__Instructions to follow__
Return the records exactly as they are.

__Listed records__
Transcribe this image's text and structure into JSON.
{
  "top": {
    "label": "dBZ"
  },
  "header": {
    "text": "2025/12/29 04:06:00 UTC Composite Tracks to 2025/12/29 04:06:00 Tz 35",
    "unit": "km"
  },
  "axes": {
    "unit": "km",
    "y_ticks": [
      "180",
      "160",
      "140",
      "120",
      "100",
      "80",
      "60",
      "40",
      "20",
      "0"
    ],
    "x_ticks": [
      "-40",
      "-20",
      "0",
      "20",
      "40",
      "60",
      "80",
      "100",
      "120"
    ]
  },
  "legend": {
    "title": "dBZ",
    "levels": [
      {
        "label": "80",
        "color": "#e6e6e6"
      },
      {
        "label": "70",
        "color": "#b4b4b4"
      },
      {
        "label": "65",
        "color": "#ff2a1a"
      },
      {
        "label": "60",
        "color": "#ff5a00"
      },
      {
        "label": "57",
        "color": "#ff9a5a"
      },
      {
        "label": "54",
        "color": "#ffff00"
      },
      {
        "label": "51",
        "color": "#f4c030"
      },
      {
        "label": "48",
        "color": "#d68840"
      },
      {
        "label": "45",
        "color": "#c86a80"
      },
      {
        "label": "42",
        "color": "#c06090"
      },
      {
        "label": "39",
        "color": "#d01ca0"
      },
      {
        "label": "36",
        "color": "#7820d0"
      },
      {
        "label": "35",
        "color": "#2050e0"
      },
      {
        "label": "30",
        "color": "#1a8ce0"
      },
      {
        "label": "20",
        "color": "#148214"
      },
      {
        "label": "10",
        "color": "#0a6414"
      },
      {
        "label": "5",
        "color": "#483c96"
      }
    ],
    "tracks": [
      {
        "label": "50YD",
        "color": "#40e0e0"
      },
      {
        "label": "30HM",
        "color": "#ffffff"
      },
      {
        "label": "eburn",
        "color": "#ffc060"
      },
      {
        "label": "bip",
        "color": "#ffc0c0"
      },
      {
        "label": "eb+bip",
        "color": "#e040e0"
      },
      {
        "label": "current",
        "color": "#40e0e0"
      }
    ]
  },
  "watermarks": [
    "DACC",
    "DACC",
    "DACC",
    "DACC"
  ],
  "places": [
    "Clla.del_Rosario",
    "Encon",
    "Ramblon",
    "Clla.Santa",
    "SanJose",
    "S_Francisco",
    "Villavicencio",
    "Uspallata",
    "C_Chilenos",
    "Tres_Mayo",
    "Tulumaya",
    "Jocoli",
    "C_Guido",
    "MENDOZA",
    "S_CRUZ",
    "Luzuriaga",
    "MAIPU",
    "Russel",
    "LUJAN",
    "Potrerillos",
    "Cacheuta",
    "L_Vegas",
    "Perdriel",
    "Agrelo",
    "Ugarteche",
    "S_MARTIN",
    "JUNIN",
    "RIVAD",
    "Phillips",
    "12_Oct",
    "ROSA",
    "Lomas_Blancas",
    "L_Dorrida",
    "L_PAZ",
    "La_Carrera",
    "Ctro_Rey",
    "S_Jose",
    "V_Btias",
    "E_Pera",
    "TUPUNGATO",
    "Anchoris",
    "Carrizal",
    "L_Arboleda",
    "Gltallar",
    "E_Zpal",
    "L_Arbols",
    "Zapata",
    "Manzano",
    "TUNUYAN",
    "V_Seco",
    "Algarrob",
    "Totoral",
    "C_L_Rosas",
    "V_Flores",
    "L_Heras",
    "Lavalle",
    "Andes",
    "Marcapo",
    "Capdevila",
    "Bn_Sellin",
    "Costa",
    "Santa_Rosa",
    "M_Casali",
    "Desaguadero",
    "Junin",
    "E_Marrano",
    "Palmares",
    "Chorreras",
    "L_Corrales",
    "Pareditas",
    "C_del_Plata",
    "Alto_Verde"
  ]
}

__Task solution__
Transcribe this image's text and structure into JSON.
{
  "top": {
    "label": "dBZ"
  },
  "header": {
    "text": "2025/12/29 04:06:00 UTC Composite Tracks to 2025/12/29 04:06:00 Tz 35",
    "unit": "km"
  },
  "axes": {
    "unit": "km",
    "y_ticks": [
      "180",
      "160",
      "140",
      "120",
      "100",
      "80",
      "60",
      "40",
      "20",
      "0"
    ],
    "x_ticks": [
      "-40",
      "-20",
      "0",
      "20",
      "40",
      "60",
      "80",
      "100",
      "120"
    ]
  },
  "legend": {
    "title": "dBZ",
    "levels": [
      {
        "label": "80",
        "color": "#e6e6e6"
      },
      {
        "label": "70",
        "color": "#b4b4b4"
      },
      {
        "label": "65",
        "color": "#ff2a1a"
      },
      {
        "label": "60",
        "color": "#ff5a00"
      },
      {
        "label": "57",
        "color": "#ff9a5a"
      },
      {
        "label": "54",
        "color": "#ffff00"
      },
      {
        "label": "51",
        "color": "#f4c030"
      },
      {
        "label": "48",
        "color": "#d68840"
      },
      {
        "label": "45",
        "color": "#c86a80"
      },
      {
        "label": "42",
        "color": "#c06090"
      },
      {
        "label": "39",
        "color": "#d01ca0"
      },
      {
        "label": "36",
        "color": "#7820d0"
      },
      {
        "label": "35",
        "color": "#2050e0"
      },
      {
        "label": "30",
        "color": "#1a8ce0"
      },
      {
        "label": "20",
        "color": "#148214"
      },
      {
        "label": "10",
        "color": "#0a6414"
      },
      {
        "label": "5",
        "color": "#483c96"
      }
    ],
    "tracks": [
      {
        "label": "50YD",
        "color": "#40e0e0"
      },
      {
        "label": "30HM",
        "color": "#ffffff"
      },
      {
        "label": "eburn",
        "color": "#ffc060"
      },
      {
        "label": "bip",
        "color": "#ffc0c0"
      },
      {
        "label": "eb+bip",
        "color": "#e040e0"
      },
      {
        "label": "current",
        "color": "#40e0e0"
      }
    ]
  },
  "watermarks": [
    "DACC",
    "DACC",
    "DACC",
    "DACC"
  ],
  "places": [
    "Clla.del_Rosario",
    "Encon",
    "Ramblon",
    "Clla.Santa",
    "SanJose",
    "S_Francisco",
    "Villavicencio",
    "Uspallata",
    "C_Chilenos",
    "Tres_Mayo",
    "Tulumaya",
    "Jocoli",
    "C_Guido",
    "MENDOZA",
    "S_CRUZ",
    "Luzuriaga",
    "MAIPU",
    "Russel",
    "LUJAN",
    "Potrerillos",
    "Cacheuta",
    "L_Vegas",
    "Perdriel",
    "Agrelo",
    "Ugarteche",
    "S_MARTIN",
    "JUNIN",
    "RIVAD",
    "Phillips",
    "12_Oct",
    "ROSA",
    "Lomas_Blancas",
    "L_Dorrida",
    "L_PAZ",
    "La_Carrera",
    "Ctro_Rey",
    "S_Jose",
    "V_Btias",
    "E_Pera",
    "TUPUNGATO",
    "Anchoris",
    "Carrizal",
    "L_Arboleda",
    "Gltallar",
    "E_Zpal",
    "L_Arbols",
    "Zapata",
    "Manzano",
    "TUNUYAN",
    "V_Seco",
    "Algarrob",
    "Totoral",
    "C_L_Rosas",
    "V_Flores",
    "L_Heras",
    "Lavalle",
    "Andes",
    "Marcapo",
    "Capdevila",
    "Bn_Sellin",
    "Costa",
    "Santa_Rosa",
    "M_Casali",
    "Desaguadero",
    "Junin",
    "E_Marrano",
    "Palmares",
    "Chorreras",
    "L_Corrales",
    "Pareditas",
    "C_del_Plata",
    "Alto_Verde"
  ]
}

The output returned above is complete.